## OBJECTIVE:
Filter out everything except lines holding "выплаты".

• • • • • • •

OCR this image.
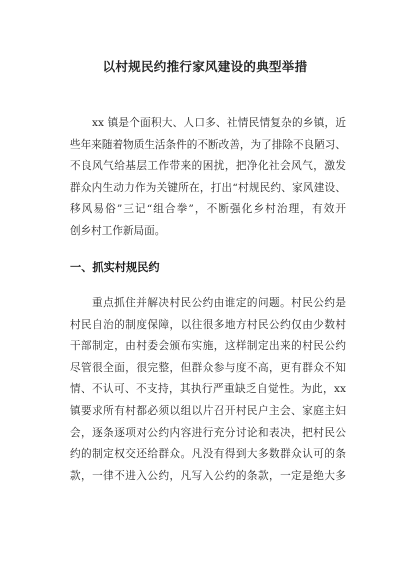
以村规民约推行家风建设的典型举措
xx 镇是个面积大、人口多、社情民情复杂的乡镇，近
些年来随着物质生活条件的不断改善，为了排除不良陋习、
不良风气给基层工作带来的困扰，把净化社会风气，激发
群众内生动力作为关键所在，打出“村规民约、家风建设、
移风易俗”三记“组合拳”，不断强化乡村治理，有效开
创乡村工作新局面。
一、抓实村规民约
重点抓住并解决村民公约由谁定的问题。村民公约是
村民自治的制度保障，以往很多地方村民公约仅由少数村
干部制定，由村委会颁布实施，这样制定出来的村民公约
尽管很全面，很完整，但群众参与度不高，更有群众不知
情、不认可、不支持，其执行严重缺乏自觉性。为此，xx
镇要求所有村都必须以组以片召开村民户主会、家庭主妇
会，逐条逐项对公约内容进行充分讨论和表决，把村民公
约的制定权交还给群众。凡没有得到大多数群众认可的条
款，一律不进入公约，凡写入公约的条款，一定是绝大多
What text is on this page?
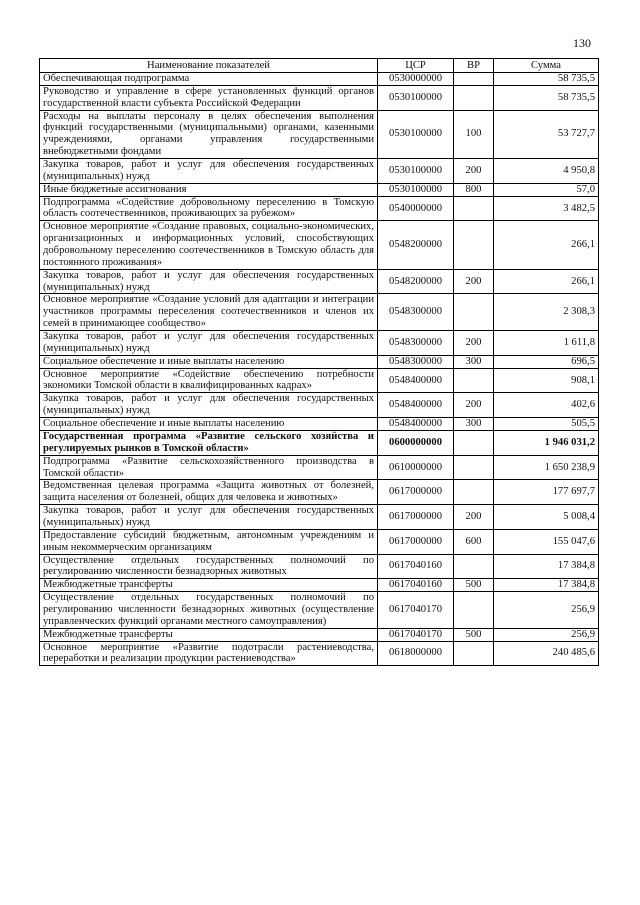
130
Наименование показателей	ЦСР	ВР	Сумма
Обеспечивающая подпрограмма	0530000000		58 735,5
Руководство и управление в сфере установленных функций органов государственной власти субъекта Российской Федерации	0530100000		58 735,5
Расходы на выплаты персоналу в целях обеспечения выполнения функций государственными (муниципальными) органами, казенными учреждениями, органами управления государственными внебюджетными фондами	0530100000	100	53 727,7
Закупка товаров, работ и услуг для обеспечения государственных (муниципальных) нужд	0530100000	200	4 950,8
Иные бюджетные ассигнования	0530100000	800	57,0
Подпрограмма «Содействие добровольному переселению в Томскую область соотечественников, проживающих за рубежом»	0540000000		3 482,5
Основное мероприятие «Создание правовых, социально-экономических, организационных и информационных условий, способствующих добровольному переселению соотечественников в Томскую область для постоянного проживания»	0548200000		266,1
Закупка товаров, работ и услуг для обеспечения государственных (муниципальных) нужд	0548200000	200	266,1
Основное мероприятие «Создание условий для адаптации и интеграции участников программы переселения соотечественников и членов их семей в принимающее сообщество»	0548300000		2 308,3
Закупка товаров, работ и услуг для обеспечения государственных (муниципальных) нужд	0548300000	200	1 611,8
Социальное обеспечение и иные выплаты населению	0548300000	300	696,5
Основное мероприятие «Содействие обеспечению потребности экономики Томской области в квалифицированных кадрах»	0548400000		908,1
Закупка товаров, работ и услуг для обеспечения государственных (муниципальных) нужд	0548400000	200	402,6
Социальное обеспечение и иные выплаты населению	0548400000	300	505,5
Государственная программа «Развитие сельского хозяйства и регулируемых рынков в Томской области»	0600000000		1 946 031,2
Подпрограмма «Развитие сельскохозяйственного производства в Томской области»	0610000000		1 650 238,9
Ведомственная целевая программа «Защита животных от болезней, защита населения от болезней, общих для человека и животных»	0617000000		177 697,7
Закупка товаров, работ и услуг для обеспечения государственных (муниципальных) нужд	0617000000	200	5 008,4
Предоставление субсидий бюджетным, автономным учреждениям и иным некоммерческим организациям	0617000000	600	155 047,6
Осуществление отдельных государственных полномочий по регулированию численности безнадзорных животных	0617040160		17 384,8
Межбюджетные трансферты	0617040160	500	17 384,8
Осуществление отдельных государственных полномочий по регулированию численности безнадзорных животных (осуществление управленческих функций органами местного самоуправления)	0617040170		256,9
Межбюджетные трансферты	0617040170	500	256,9
Основное мероприятие «Развитие подотрасли растениеводства, переработки и реализации продукции растениеводства»	0618000000		240 485,6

• • • • • • •

## RESULT FOR THIS TASK:
Расходы на выплаты персоналу в целях обеспечения выполнения функций государственными (муниципальными) органами, казенными учреждениями, органами управления государственными внебюджетными фондами	0530100000	100	53 727,7
Социальное обеспечение и иные выплаты населению	0548300000	300	696,5
Социальное обеспечение и иные выплаты населению	0548400000	300	505,5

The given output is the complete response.